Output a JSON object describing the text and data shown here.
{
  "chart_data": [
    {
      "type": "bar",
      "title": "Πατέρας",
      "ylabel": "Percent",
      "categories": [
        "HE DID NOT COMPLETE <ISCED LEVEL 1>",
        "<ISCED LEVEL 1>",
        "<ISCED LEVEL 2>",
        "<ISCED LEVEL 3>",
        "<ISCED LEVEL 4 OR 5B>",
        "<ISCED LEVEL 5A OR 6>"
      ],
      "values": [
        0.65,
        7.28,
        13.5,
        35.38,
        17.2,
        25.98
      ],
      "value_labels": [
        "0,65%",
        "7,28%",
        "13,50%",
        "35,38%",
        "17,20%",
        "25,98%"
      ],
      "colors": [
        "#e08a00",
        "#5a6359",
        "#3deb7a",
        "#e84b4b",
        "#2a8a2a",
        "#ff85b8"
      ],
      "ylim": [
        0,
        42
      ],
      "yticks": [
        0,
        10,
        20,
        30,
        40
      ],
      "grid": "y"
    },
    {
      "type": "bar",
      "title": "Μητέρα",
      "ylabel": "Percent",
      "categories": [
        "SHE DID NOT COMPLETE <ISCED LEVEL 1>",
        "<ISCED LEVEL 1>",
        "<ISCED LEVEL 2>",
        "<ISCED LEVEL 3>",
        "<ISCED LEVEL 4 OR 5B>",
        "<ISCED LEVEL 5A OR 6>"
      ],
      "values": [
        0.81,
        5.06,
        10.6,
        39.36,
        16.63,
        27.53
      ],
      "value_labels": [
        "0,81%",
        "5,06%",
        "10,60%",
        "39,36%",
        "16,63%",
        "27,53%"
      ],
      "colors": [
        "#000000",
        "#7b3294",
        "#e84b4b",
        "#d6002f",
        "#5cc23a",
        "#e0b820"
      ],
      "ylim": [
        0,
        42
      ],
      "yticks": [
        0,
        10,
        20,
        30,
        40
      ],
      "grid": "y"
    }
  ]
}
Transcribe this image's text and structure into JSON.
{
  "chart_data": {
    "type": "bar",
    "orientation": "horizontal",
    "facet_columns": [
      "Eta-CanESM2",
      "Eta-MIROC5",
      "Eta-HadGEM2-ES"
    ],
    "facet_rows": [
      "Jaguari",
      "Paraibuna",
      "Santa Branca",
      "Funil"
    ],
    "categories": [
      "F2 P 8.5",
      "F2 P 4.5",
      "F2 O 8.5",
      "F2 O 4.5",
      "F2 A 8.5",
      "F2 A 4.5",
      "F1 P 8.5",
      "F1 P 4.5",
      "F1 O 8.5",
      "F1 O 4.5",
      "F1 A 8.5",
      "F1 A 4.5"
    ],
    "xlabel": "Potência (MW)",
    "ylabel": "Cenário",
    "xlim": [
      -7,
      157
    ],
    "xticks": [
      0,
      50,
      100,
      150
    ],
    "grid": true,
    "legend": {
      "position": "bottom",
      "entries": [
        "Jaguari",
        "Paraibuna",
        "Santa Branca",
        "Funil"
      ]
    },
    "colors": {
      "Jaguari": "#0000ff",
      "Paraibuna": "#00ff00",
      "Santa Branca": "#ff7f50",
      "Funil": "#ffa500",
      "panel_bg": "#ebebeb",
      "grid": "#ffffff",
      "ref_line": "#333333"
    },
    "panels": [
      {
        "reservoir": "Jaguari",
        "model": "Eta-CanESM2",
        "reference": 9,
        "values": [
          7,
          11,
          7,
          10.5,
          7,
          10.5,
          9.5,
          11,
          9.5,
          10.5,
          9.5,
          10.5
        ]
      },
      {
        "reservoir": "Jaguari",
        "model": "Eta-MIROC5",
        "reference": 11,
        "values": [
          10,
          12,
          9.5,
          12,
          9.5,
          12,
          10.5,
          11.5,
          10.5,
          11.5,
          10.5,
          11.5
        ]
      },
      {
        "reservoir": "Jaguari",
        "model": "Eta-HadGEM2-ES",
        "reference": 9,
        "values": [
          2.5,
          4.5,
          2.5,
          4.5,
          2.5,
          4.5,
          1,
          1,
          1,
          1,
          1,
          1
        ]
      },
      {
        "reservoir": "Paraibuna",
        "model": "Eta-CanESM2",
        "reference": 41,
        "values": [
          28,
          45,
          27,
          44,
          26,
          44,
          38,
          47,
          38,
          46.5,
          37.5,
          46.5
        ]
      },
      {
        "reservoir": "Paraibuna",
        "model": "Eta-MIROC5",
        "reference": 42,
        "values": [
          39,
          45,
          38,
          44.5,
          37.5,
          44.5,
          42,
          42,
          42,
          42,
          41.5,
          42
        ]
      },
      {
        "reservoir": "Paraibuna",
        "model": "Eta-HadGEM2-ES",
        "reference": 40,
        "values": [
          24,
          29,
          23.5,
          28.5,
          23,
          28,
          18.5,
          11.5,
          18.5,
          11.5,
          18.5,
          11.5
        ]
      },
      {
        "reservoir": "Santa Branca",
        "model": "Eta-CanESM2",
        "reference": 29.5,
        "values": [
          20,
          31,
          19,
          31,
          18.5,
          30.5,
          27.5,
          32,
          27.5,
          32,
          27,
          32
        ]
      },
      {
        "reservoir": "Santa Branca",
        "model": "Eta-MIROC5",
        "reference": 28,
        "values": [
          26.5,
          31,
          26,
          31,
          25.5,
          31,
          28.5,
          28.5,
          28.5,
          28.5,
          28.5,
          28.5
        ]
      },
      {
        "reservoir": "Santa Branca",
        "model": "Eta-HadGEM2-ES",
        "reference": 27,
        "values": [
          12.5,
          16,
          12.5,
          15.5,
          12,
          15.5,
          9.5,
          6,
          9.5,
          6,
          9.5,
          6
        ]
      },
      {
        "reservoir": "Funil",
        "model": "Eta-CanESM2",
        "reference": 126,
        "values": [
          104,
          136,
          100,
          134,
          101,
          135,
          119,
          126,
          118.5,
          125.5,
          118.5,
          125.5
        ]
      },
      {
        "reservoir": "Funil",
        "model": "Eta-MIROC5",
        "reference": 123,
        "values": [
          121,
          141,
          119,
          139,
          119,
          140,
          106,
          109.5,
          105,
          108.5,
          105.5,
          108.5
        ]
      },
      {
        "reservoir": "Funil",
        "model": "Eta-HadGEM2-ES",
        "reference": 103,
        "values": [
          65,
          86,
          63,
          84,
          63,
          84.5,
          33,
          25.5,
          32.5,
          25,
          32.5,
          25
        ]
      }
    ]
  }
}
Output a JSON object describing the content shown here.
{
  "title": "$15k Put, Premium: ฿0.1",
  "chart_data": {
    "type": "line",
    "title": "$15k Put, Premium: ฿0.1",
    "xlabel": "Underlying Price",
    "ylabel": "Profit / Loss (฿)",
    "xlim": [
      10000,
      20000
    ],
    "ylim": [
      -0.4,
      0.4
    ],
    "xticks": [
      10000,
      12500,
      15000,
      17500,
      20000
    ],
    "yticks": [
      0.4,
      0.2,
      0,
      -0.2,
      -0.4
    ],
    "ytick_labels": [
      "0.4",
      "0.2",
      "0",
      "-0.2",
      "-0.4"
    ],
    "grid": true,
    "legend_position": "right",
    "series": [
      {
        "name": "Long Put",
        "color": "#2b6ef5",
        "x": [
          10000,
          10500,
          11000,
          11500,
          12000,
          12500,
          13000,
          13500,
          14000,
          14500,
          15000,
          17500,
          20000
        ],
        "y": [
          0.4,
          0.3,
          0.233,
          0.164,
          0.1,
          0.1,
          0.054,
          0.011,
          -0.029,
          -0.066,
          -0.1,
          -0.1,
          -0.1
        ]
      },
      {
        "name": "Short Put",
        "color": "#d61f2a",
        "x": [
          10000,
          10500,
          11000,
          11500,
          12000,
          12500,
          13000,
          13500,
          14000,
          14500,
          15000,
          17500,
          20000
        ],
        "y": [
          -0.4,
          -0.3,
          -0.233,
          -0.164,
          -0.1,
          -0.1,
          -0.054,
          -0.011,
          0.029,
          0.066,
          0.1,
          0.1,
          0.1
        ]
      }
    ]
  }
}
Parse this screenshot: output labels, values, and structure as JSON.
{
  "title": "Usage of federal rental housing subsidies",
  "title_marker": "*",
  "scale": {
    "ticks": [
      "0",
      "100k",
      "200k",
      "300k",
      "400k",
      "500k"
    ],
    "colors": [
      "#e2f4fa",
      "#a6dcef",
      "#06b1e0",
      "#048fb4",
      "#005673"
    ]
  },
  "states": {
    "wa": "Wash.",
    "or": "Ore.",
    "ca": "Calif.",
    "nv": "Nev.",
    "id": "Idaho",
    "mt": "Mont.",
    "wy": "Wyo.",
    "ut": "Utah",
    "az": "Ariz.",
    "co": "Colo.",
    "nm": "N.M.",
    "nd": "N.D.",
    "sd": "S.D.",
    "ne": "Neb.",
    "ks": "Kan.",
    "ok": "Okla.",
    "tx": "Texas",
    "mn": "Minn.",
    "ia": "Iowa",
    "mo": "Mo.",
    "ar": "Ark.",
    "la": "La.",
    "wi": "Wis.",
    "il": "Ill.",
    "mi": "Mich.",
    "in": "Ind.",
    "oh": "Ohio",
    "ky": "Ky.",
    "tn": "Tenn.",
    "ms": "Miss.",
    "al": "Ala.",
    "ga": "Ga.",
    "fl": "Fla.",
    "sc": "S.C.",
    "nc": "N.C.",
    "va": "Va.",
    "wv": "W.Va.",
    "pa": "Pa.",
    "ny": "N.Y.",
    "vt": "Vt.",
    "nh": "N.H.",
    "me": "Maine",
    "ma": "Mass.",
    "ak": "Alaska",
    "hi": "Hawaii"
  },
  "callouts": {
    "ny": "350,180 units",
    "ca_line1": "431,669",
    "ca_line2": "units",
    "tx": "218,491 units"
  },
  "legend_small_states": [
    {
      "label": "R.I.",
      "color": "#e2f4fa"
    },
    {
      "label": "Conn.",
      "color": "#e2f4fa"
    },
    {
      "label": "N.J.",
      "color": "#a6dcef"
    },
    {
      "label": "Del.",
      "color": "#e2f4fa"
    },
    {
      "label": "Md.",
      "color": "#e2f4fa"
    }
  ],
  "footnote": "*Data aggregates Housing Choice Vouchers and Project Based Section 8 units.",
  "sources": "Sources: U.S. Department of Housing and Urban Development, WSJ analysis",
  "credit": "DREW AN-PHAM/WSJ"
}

* **Problem statement**
Among the entries above, how many lines hold the string "describing"? Give the number by itself.

* **Full answer**
2